### What to do
Below are some records; give them all again exactly, but not the pictures.

Start of Records for the exercise

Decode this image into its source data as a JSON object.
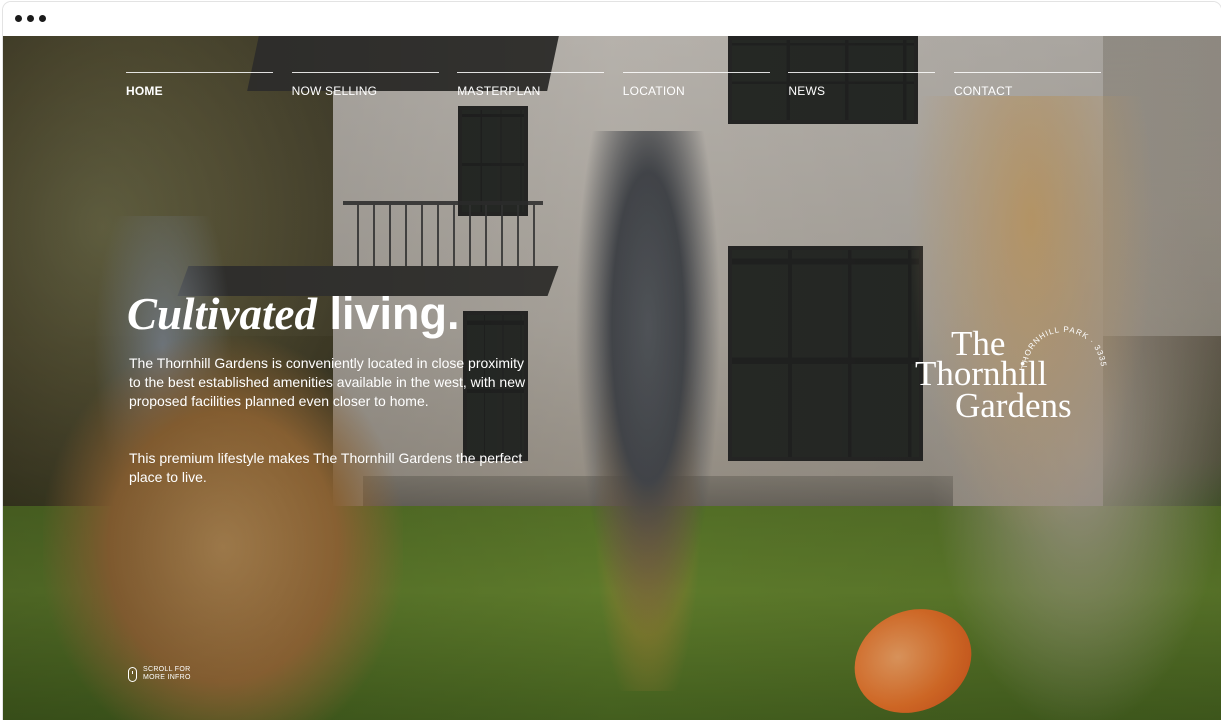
{
  "window": {
    "controls": [
      "dot",
      "dot",
      "dot"
    ]
  },
  "nav": {
    "items": [
      {
        "label": "HOME",
        "active": true
      },
      {
        "label": "NOW SELLING",
        "active": false
      },
      {
        "label": "MASTERPLAN",
        "active": false
      },
      {
        "label": "LOCATION",
        "active": false
      },
      {
        "label": "NEWS",
        "active": false
      },
      {
        "label": "CONTACT",
        "active": false
      }
    ]
  },
  "hero": {
    "headline_italic": "Cultivated",
    "headline_regular": "living.",
    "paragraph_1": "The Thornhill Gardens is conveniently located in close proximity to the best established amenities available in the west, with new proposed facilities planned even closer to home.",
    "paragraph_2": "This premium lifestyle makes The Thornhill Gardens the perfect place to live."
  },
  "logo": {
    "line_1": "The",
    "line_2": "Thornhill",
    "line_3": "Gardens",
    "ring_text": "THORNHILL PARK · 3335"
  },
  "scroll_hint": {
    "line_1": "SCROLL FOR",
    "line_2": "MORE INFRO"
  },
  "colors": {
    "text": "#ffffff",
    "frisbee": "#f47a2c",
    "lawn": "#5f7e2c"
  }
}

End of Records for the exercise

### Finished answer
Decode this image into its source data as a JSON object.
{
  "window": {
    "controls": [
      "dot",
      "dot",
      "dot"
    ]
  },
  "nav": {
    "items": [
      {
        "label": "HOME",
        "active": true
      },
      {
        "label": "NOW SELLING",
        "active": false
      },
      {
        "label": "MASTERPLAN",
        "active": false
      },
      {
        "label": "LOCATION",
        "active": false
      },
      {
        "label": "NEWS",
        "active": false
      },
      {
        "label": "CONTACT",
        "active": false
      }
    ]
  },
  "hero": {
    "headline_italic": "Cultivated",
    "headline_regular": "living.",
    "paragraph_1": "The Thornhill Gardens is conveniently located in close proximity to the best established amenities available in the west, with new proposed facilities planned even closer to home.",
    "paragraph_2": "This premium lifestyle makes The Thornhill Gardens the perfect place to live."
  },
  "logo": {
    "line_1": "The",
    "line_2": "Thornhill",
    "line_3": "Gardens",
    "ring_text": "THORNHILL PARK · 3335"
  },
  "scroll_hint": {
    "line_1": "SCROLL FOR",
    "line_2": "MORE INFRO"
  },
  "colors": {
    "text": "#ffffff",
    "frisbee": "#f47a2c",
    "lawn": "#5f7e2c"
  }
}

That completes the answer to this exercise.